▼
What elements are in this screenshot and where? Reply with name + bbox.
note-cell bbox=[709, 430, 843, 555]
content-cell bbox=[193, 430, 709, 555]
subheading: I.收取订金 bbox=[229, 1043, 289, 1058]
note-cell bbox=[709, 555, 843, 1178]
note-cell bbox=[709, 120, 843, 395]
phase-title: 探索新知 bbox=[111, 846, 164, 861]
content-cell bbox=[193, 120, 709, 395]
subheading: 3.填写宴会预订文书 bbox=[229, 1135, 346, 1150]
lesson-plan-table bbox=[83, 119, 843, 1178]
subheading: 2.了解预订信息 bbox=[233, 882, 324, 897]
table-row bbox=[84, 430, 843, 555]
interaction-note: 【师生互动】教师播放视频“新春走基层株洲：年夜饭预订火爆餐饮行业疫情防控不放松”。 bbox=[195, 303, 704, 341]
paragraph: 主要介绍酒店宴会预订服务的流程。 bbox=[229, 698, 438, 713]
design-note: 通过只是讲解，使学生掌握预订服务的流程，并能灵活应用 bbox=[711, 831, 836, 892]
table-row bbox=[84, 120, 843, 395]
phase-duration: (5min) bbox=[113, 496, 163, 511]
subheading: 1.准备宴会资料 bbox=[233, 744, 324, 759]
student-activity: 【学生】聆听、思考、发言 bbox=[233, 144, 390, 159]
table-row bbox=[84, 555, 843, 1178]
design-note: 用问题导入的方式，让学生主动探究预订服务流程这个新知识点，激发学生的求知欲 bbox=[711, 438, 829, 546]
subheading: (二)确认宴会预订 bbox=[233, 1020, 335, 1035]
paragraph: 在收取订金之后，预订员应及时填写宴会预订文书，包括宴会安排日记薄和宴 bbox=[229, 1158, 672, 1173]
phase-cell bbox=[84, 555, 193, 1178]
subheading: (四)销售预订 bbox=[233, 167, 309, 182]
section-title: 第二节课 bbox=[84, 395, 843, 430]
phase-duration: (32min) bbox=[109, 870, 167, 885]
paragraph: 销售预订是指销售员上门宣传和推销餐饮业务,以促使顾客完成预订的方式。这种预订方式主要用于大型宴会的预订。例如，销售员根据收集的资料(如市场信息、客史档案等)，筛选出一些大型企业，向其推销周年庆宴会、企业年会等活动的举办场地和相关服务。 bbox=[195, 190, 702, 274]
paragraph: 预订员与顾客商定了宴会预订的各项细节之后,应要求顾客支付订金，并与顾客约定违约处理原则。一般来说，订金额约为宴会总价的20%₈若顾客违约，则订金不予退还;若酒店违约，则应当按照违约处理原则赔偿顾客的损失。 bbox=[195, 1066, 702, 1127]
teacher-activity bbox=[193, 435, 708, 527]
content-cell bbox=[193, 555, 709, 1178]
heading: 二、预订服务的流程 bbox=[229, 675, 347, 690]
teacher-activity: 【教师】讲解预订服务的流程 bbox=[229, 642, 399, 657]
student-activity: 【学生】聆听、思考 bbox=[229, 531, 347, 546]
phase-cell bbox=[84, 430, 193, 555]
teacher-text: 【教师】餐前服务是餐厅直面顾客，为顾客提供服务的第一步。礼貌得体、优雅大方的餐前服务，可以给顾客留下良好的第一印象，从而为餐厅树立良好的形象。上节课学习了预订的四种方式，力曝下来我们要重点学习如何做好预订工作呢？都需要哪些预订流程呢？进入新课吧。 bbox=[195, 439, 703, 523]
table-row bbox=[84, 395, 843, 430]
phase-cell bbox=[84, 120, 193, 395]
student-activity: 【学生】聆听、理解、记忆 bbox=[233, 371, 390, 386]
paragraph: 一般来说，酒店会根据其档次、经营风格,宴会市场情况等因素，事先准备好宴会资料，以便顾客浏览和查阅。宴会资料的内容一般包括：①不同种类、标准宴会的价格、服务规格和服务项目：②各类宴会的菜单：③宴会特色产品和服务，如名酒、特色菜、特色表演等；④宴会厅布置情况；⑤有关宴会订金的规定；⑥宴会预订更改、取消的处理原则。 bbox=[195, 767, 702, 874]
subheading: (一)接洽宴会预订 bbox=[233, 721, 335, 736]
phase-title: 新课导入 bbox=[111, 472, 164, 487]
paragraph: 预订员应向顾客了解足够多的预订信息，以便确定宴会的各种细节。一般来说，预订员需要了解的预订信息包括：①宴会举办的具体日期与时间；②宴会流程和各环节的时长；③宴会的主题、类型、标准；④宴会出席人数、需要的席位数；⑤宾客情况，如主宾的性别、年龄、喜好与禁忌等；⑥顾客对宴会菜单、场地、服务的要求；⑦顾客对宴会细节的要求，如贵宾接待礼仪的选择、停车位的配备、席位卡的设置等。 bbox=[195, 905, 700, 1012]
▲
● **SHORT PROBLEM**
Reproduce all of the records above word for word, line by line.

● **FULL RESPONSE**
What elements are in this screenshot and where? Reply with name + bbox.
note-cell bbox=[709, 430, 843, 555]
content-cell bbox=[193, 430, 709, 555]
subheading: I.收取订金 bbox=[229, 1043, 289, 1058]
note-cell bbox=[709, 555, 843, 1178]
note-cell bbox=[709, 120, 843, 395]
phase-title: 探索新知 bbox=[111, 846, 164, 861]
content-cell bbox=[193, 120, 709, 395]
subheading: 3.填写宴会预订文书 bbox=[229, 1135, 346, 1150]
lesson-plan-table bbox=[83, 119, 843, 1178]
subheading: 2.了解预订信息 bbox=[233, 882, 324, 897]
table-row bbox=[84, 430, 843, 555]
interaction-note: 【师生互动】教师播放视频“新春走基层株洲：年夜饭预订火爆餐饮行业疫情防控不放松”。 bbox=[195, 303, 704, 341]
paragraph: 主要介绍酒店宴会预订服务的流程。 bbox=[229, 698, 438, 713]
design-note: 通过只是讲解，使学生掌握预订服务的流程，并能灵活应用 bbox=[711, 831, 836, 892]
table-row bbox=[84, 120, 843, 395]
phase-duration: (5min) bbox=[113, 496, 163, 511]
subheading: 1.准备宴会资料 bbox=[233, 744, 324, 759]
student-activity: 【学生】聆听、思考、发言 bbox=[233, 144, 390, 159]
table-row bbox=[84, 555, 843, 1178]
design-note: 用问题导入的方式，让学生主动探究预订服务流程这个新知识点，激发学生的求知欲 bbox=[711, 438, 829, 546]
subheading: (二)确认宴会预订 bbox=[233, 1020, 335, 1035]
paragraph: 在收取订金之后，预订员应及时填写宴会预订文书，包括宴会安排日记薄和宴 bbox=[229, 1158, 672, 1173]
phase-cell bbox=[84, 555, 193, 1178]
subheading: (四)销售预订 bbox=[233, 167, 309, 182]
section-title: 第二节课 bbox=[84, 395, 843, 430]
phase-duration: (32min) bbox=[109, 870, 167, 885]
paragraph: 销售预订是指销售员上门宣传和推销餐饮业务,以促使顾客完成预订的方式。这种预订方式主要用于大型宴会的预订。例如，销售员根据收集的资料(如市场信息、客史档案等)，筛选出一些大型企业，向其推销周年庆宴会、企业年会等活动的举办场地和相关服务。 bbox=[195, 190, 702, 274]
paragraph: 预订员与顾客商定了宴会预订的各项细节之后,应要求顾客支付订金，并与顾客约定违约处理原则。一般来说，订金额约为宴会总价的20%₈若顾客违约，则订金不予退还;若酒店违约，则应当按照违约处理原则赔偿顾客的损失。 bbox=[195, 1066, 702, 1127]
teacher-activity bbox=[193, 435, 708, 527]
content-cell bbox=[193, 555, 709, 1178]
heading: 二、预订服务的流程 bbox=[229, 675, 347, 690]
teacher-activity: 【教师】讲解预订服务的流程 bbox=[229, 642, 399, 657]
student-activity: 【学生】聆听、思考 bbox=[229, 531, 347, 546]
phase-cell bbox=[84, 430, 193, 555]
teacher-text: 【教师】餐前服务是餐厅直面顾客，为顾客提供服务的第一步。礼貌得体、优雅大方的餐前服务，可以给顾客留下良好的第一印象，从而为餐厅树立良好的形象。上节课学习了预订的四种方式，力曝下来我们要重点学习如何做好预订工作呢？都需要哪些预订流程呢？进入新课吧。 bbox=[195, 439, 703, 523]
table-row bbox=[84, 395, 843, 430]
phase-cell bbox=[84, 120, 193, 395]
student-activity: 【学生】聆听、理解、记忆 bbox=[233, 371, 390, 386]
paragraph: 一般来说，酒店会根据其档次、经营风格,宴会市场情况等因素，事先准备好宴会资料，以便顾客浏览和查阅。宴会资料的内容一般包括：①不同种类、标准宴会的价格、服务规格和服务项目：②各类宴会的菜单：③宴会特色产品和服务，如名酒、特色菜、特色表演等；④宴会厅布置情况；⑤有关宴会订金的规定；⑥宴会预订更改、取消的处理原则。 bbox=[195, 767, 702, 874]
subheading: (一)接洽宴会预订 bbox=[233, 721, 335, 736]
phase-title: 新课导入 bbox=[111, 472, 164, 487]
paragraph: 预订员应向顾客了解足够多的预订信息，以便确定宴会的各种细节。一般来说，预订员需要了解的预订信息包括：①宴会举办的具体日期与时间；②宴会流程和各环节的时长；③宴会的主题、类型、标准；④宴会出席人数、需要的席位数；⑤宾客情况，如主宾的性别、年龄、喜好与禁忌等；⑥顾客对宴会菜单、场地、服务的要求；⑦顾客对宴会细节的要求，如贵宾接待礼仪的选择、停车位的配备、席位卡的设置等。 bbox=[195, 905, 700, 1012]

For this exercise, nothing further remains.